Items from a data source
* BEGIN *

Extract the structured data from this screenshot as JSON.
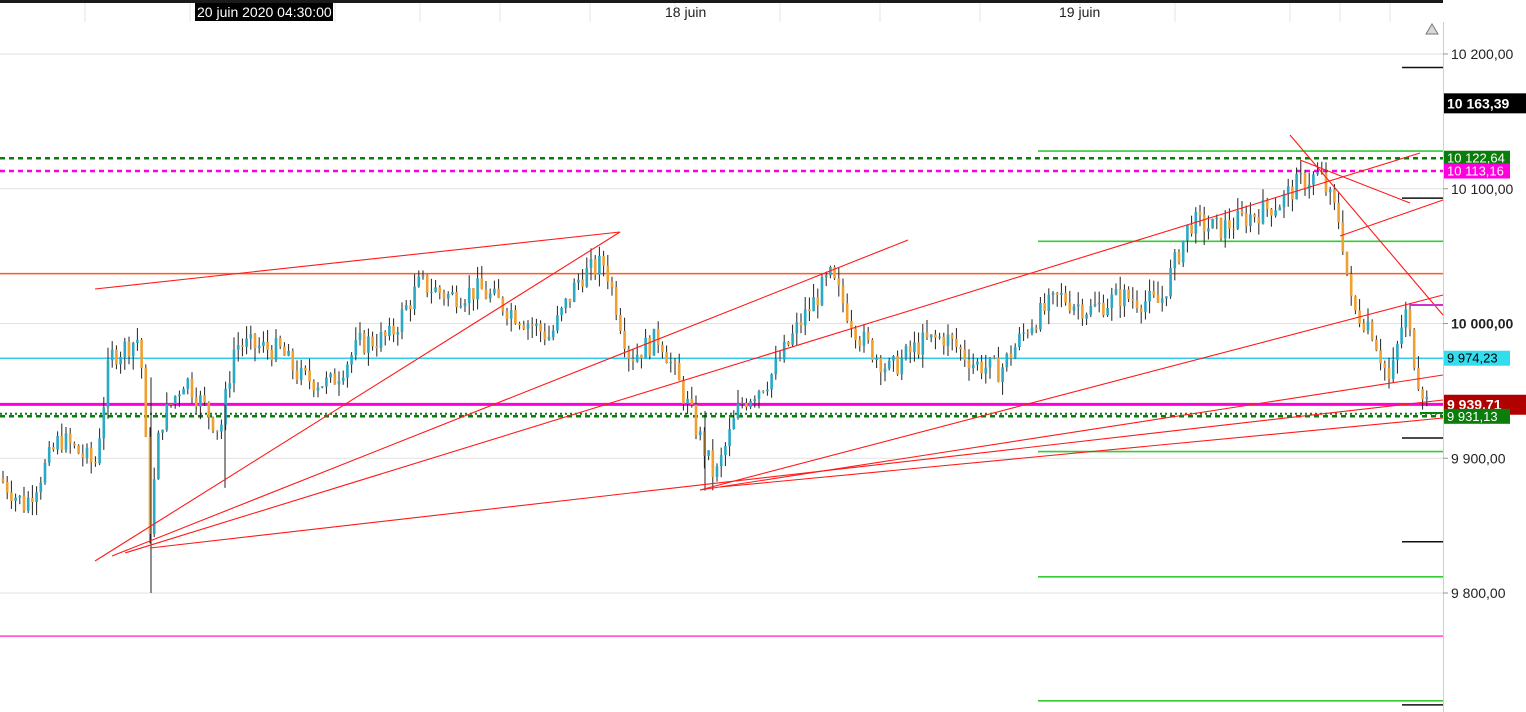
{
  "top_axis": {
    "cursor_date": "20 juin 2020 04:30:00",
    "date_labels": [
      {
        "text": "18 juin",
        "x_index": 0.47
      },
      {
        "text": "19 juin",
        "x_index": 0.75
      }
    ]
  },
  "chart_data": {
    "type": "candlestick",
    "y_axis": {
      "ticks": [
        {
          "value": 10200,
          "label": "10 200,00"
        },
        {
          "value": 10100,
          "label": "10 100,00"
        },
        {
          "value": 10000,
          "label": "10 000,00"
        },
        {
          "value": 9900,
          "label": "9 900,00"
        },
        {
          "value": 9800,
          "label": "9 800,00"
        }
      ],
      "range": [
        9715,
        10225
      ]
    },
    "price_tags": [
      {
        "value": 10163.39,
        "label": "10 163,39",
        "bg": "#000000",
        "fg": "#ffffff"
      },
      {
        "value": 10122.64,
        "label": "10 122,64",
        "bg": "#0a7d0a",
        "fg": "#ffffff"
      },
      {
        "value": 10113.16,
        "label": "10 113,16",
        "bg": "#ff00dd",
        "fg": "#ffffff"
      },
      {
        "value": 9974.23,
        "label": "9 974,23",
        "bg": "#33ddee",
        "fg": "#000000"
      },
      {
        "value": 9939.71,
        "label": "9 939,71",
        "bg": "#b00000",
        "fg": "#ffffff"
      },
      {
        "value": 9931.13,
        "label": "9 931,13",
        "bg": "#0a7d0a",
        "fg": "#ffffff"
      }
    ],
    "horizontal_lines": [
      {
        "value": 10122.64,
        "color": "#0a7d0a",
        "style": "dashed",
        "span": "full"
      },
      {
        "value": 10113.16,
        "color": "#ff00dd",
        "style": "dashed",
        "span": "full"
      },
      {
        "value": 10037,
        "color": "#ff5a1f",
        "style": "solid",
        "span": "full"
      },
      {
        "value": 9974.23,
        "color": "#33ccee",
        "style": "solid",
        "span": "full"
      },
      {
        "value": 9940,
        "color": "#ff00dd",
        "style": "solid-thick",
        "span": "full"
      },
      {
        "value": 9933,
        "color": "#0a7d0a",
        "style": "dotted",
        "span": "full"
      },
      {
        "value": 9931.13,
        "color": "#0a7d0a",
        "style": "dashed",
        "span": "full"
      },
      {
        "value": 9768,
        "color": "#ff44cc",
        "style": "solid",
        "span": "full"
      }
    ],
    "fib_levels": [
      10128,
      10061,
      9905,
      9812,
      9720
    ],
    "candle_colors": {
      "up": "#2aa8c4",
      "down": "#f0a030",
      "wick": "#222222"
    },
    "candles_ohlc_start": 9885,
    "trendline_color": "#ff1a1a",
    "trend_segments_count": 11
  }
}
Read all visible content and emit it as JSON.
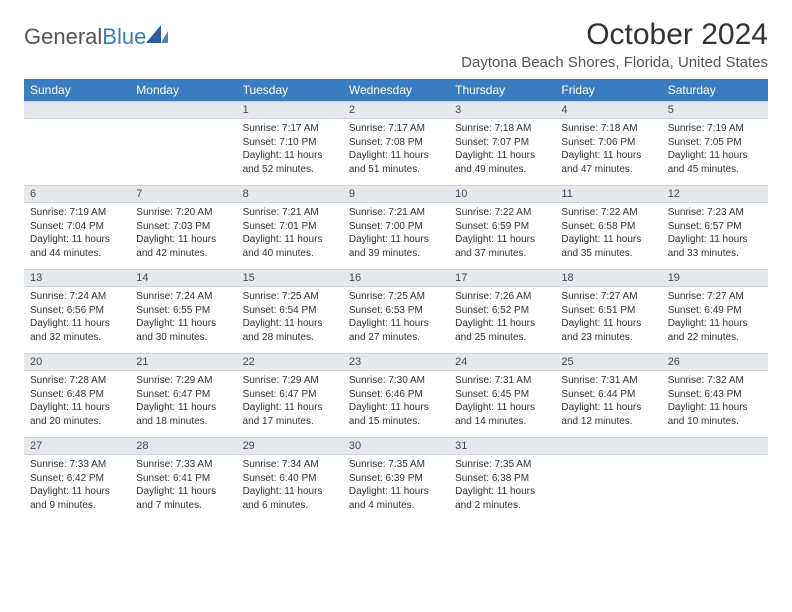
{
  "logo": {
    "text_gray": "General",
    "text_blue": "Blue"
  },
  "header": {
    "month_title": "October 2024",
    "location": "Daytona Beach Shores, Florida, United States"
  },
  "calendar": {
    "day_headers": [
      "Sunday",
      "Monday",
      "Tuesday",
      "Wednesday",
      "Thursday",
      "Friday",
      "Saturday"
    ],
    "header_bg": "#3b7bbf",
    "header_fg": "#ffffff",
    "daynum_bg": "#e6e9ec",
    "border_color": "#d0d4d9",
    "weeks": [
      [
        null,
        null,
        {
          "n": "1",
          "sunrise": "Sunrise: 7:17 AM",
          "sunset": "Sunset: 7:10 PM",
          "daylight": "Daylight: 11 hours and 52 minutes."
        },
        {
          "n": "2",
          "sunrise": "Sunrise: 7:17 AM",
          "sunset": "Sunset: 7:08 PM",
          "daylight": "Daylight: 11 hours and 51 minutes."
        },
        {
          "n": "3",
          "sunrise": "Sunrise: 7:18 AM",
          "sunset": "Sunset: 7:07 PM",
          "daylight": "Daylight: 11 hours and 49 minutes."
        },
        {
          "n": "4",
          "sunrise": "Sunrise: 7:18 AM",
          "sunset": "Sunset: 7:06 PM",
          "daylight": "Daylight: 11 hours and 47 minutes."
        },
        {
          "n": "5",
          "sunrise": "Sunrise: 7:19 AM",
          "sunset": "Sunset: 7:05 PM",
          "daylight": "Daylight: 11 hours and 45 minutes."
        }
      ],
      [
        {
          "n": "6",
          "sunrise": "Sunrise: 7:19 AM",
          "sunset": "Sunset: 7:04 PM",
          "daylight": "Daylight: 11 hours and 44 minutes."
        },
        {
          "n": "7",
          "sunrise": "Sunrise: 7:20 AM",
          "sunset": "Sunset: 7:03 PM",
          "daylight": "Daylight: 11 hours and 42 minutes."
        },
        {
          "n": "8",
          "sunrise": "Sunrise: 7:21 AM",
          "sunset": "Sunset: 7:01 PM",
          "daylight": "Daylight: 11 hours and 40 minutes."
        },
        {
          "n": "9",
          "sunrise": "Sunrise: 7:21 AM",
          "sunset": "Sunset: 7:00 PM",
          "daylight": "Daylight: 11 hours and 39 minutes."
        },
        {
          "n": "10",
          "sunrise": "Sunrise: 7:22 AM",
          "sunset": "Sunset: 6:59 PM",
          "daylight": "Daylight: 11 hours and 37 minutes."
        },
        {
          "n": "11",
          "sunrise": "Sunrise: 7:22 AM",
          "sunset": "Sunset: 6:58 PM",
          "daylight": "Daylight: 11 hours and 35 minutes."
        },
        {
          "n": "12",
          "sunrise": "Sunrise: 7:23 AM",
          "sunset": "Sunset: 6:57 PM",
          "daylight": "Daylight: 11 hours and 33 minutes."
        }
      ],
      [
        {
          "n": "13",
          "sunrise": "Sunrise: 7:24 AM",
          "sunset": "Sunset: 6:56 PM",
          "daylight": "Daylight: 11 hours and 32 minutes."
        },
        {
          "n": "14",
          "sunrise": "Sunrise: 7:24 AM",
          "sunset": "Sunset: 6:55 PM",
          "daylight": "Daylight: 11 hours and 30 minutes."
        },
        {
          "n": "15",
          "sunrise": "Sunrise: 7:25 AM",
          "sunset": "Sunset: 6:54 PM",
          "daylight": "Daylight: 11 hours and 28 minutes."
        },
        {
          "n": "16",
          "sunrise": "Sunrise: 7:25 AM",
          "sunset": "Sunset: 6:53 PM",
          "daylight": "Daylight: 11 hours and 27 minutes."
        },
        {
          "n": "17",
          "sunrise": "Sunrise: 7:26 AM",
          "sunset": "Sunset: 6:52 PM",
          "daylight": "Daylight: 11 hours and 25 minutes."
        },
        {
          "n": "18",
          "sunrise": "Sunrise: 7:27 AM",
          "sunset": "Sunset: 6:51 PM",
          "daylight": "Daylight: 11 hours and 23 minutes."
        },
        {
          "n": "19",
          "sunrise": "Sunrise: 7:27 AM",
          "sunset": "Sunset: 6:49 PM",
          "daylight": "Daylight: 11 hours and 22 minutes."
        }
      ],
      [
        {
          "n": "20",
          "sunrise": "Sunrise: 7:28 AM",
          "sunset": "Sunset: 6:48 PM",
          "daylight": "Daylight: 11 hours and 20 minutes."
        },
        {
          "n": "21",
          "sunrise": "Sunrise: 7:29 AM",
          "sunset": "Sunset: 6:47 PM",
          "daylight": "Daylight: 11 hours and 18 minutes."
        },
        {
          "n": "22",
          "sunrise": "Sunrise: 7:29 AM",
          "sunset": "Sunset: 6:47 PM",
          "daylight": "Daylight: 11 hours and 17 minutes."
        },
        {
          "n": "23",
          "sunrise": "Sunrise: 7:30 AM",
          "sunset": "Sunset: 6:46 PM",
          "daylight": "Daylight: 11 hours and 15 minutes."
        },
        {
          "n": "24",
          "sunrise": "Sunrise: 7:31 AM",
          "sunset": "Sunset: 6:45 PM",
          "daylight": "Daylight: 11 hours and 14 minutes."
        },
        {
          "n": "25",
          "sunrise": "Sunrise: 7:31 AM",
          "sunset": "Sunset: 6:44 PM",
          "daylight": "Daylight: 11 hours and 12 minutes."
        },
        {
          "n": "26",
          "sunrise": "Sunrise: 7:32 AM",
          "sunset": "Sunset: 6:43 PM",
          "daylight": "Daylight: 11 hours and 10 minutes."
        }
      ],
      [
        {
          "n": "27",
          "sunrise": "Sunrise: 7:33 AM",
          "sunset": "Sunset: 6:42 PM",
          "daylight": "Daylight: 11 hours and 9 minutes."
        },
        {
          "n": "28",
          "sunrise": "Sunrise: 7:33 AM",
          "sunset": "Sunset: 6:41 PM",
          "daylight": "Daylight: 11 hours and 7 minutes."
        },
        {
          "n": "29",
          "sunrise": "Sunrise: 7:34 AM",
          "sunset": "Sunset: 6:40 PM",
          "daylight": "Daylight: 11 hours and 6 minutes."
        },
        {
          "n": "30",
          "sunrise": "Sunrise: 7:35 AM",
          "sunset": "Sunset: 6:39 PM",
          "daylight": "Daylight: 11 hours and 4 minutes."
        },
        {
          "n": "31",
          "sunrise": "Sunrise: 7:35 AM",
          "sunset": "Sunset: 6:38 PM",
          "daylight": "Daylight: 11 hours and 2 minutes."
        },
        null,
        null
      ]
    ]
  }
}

* END *

• [PROBLEM DESCRIPTION]: How many lines in the records above contain the word "JSON"? Reply with the number alone.

• [FULL RESPONSE]: 2